Boxed element entries

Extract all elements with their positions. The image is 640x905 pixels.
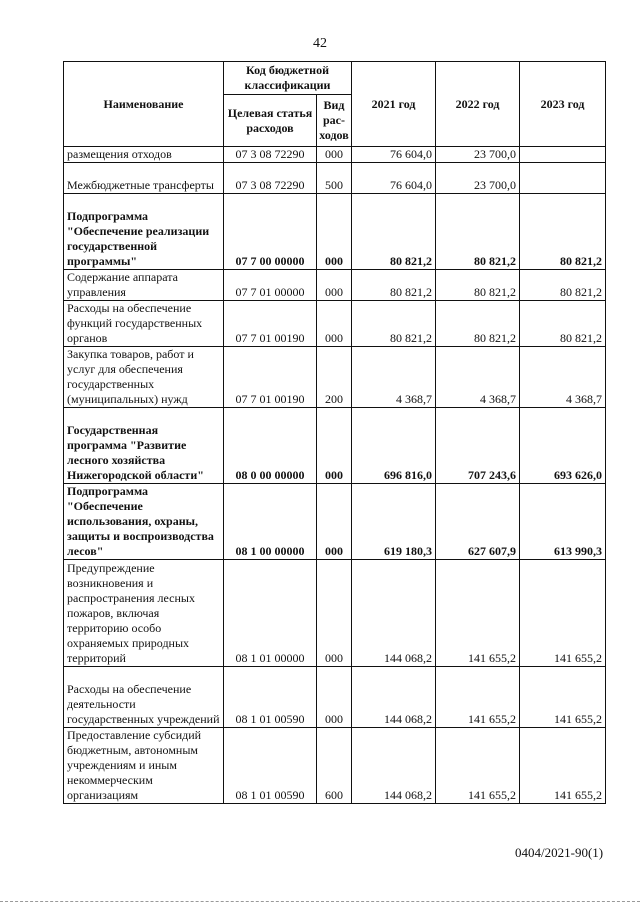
row-2023-value: 4 368,7	[520, 347, 606, 408]
row-name: Расходы на обеспечение функций государственных органов	[64, 301, 224, 347]
row-2023-value	[520, 163, 606, 194]
row-2023-value	[520, 147, 606, 163]
row-2021-value: 144 068,2	[352, 728, 436, 804]
table-row	[64, 301, 606, 347]
row-expense-type: 000	[317, 270, 352, 301]
row-expense-type: 000	[317, 484, 352, 560]
row-2023-value: 613 990,3	[520, 484, 606, 560]
row-2023-value: 693 626,0	[520, 408, 606, 484]
row-target-code: 08 1 01 00590	[224, 667, 317, 728]
row-target-code: 07 7 01 00190	[224, 301, 317, 347]
row-name: Содержание аппарата управления	[64, 270, 224, 301]
row-expense-type: 000	[317, 560, 352, 667]
row-2023-value: 80 821,2	[520, 270, 606, 301]
table-row	[64, 194, 606, 270]
row-target-code: 07 7 01 00000	[224, 270, 317, 301]
header-target-article: Целевая статья расходов	[224, 95, 317, 147]
row-2021-value: 80 821,2	[352, 194, 436, 270]
row-2023-value: 141 655,2	[520, 728, 606, 804]
row-expense-type: 000	[317, 408, 352, 484]
row-name: Закупка товаров, работ и услуг для обеспечения государственных (муниципальных) нужд	[64, 347, 224, 408]
row-target-code: 07 3 08 72290	[224, 163, 317, 194]
row-target-code: 08 1 01 00590	[224, 728, 317, 804]
row-2021-value: 4 368,7	[352, 347, 436, 408]
table-row	[64, 347, 606, 408]
table-row	[64, 728, 606, 804]
row-name: Межбюджетные трансферты	[64, 163, 224, 194]
table-row	[64, 484, 606, 560]
row-2022-value: 707 243,6	[436, 408, 520, 484]
page-bottom-edge	[0, 901, 640, 902]
row-name: Государственная программа "Развитие лесного хозяйства Нижегородской области"	[64, 408, 224, 484]
row-name: Подпрограмма "Обеспечение использования, охраны, защиты и воспроизводства лесов"	[64, 484, 224, 560]
row-target-code: 08 1 01 00000	[224, 560, 317, 667]
row-2022-value: 141 655,2	[436, 560, 520, 667]
row-2021-value: 80 821,2	[352, 270, 436, 301]
row-2021-value: 76 604,0	[352, 147, 436, 163]
row-2022-value: 80 821,2	[436, 301, 520, 347]
header-2023: 2023 год	[520, 62, 606, 147]
row-name: размещения отходов	[64, 147, 224, 163]
row-2022-value: 80 821,2	[436, 194, 520, 270]
table-row	[64, 560, 606, 667]
table-row	[64, 667, 606, 728]
row-2022-value: 141 655,2	[436, 728, 520, 804]
row-expense-type: 500	[317, 163, 352, 194]
row-2023-value: 141 655,2	[520, 560, 606, 667]
row-target-code: 07 3 08 72290	[224, 147, 317, 163]
table-row	[64, 147, 606, 163]
header-2021: 2021 год	[352, 62, 436, 147]
row-2021-value: 696 816,0	[352, 408, 436, 484]
row-2023-value: 141 655,2	[520, 667, 606, 728]
row-2022-value: 80 821,2	[436, 270, 520, 301]
row-2022-value: 141 655,2	[436, 667, 520, 728]
row-2022-value: 23 700,0	[436, 147, 520, 163]
header-name: Наименование	[64, 62, 224, 147]
table-row	[64, 163, 606, 194]
page-number: 42	[313, 36, 327, 51]
row-2023-value: 80 821,2	[520, 301, 606, 347]
row-name: Предупреждение возникновения и распространения лесных пожаров, включая территорию особо охраняемых природных территорий	[64, 560, 224, 667]
row-expense-type: 600	[317, 728, 352, 804]
row-2022-value: 23 700,0	[436, 163, 520, 194]
document-code: 0404/2021-90(1)	[515, 845, 604, 860]
row-2023-value: 80 821,2	[520, 194, 606, 270]
row-name: Расходы на обеспечение деятельности государственных учреждений	[64, 667, 224, 728]
row-target-code: 07 7 01 00190	[224, 347, 317, 408]
row-expense-type: 000	[317, 194, 352, 270]
row-2021-value: 144 068,2	[352, 560, 436, 667]
row-2021-value: 76 604,0	[352, 163, 436, 194]
row-expense-type: 000	[317, 667, 352, 728]
row-2021-value: 619 180,3	[352, 484, 436, 560]
header-kbk: Код бюджетной классификации	[224, 62, 352, 95]
header-expense-type: Вид рас-ходов	[317, 95, 352, 147]
row-target-code: 08 0 00 00000	[224, 408, 317, 484]
row-2021-value: 144 068,2	[352, 667, 436, 728]
row-expense-type: 200	[317, 347, 352, 408]
row-target-code: 07 7 00 00000	[224, 194, 317, 270]
row-expense-type: 000	[317, 301, 352, 347]
header-2022: 2022 год	[436, 62, 520, 147]
budget-table	[63, 61, 606, 804]
table-row	[64, 270, 606, 301]
row-2022-value: 4 368,7	[436, 347, 520, 408]
row-target-code: 08 1 00 00000	[224, 484, 317, 560]
row-name: Предоставление субсидий бюджетным, автономным учреждениям и иным некоммерческим организациям	[64, 728, 224, 804]
row-2021-value: 80 821,2	[352, 301, 436, 347]
row-name: Подпрограмма "Обеспечение реализации государственной программы"	[64, 194, 224, 270]
row-2022-value: 627 607,9	[436, 484, 520, 560]
table-row	[64, 408, 606, 484]
row-expense-type: 000	[317, 147, 352, 163]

▸ Short exercise: Please collect every line of the material above that contains the string "name".

▸ Correct result:
row-name: Расходы на обеспечение функций государственных органов	[64, 301, 224, 347]
row-name: Содержание аппарата управления	[64, 270, 224, 301]
row-name: Закупка товаров, работ и услуг для обеспечения государственных (муниципальных) нужд	[64, 347, 224, 408]
row-name: Межбюджетные трансферты	[64, 163, 224, 194]
row-name: Государственная программа "Развитие лесного хозяйства Нижегородской области"	[64, 408, 224, 484]
row-name: Подпрограмма "Обеспечение использования, охраны, защиты и воспроизводства лесов"	[64, 484, 224, 560]
row-name: размещения отходов	[64, 147, 224, 163]
header-name: Наименование	[64, 62, 224, 147]
row-name: Предупреждение возникновения и распространения лесных пожаров, включая территорию особо охраняемых природных территорий	[64, 560, 224, 667]
row-name: Расходы на обеспечение деятельности государственных учреждений	[64, 667, 224, 728]
row-name: Предоставление субсидий бюджетным, автономным учреждениям и иным некоммерческим организациям	[64, 728, 224, 804]
row-name: Подпрограмма "Обеспечение реализации государственной программы"	[64, 194, 224, 270]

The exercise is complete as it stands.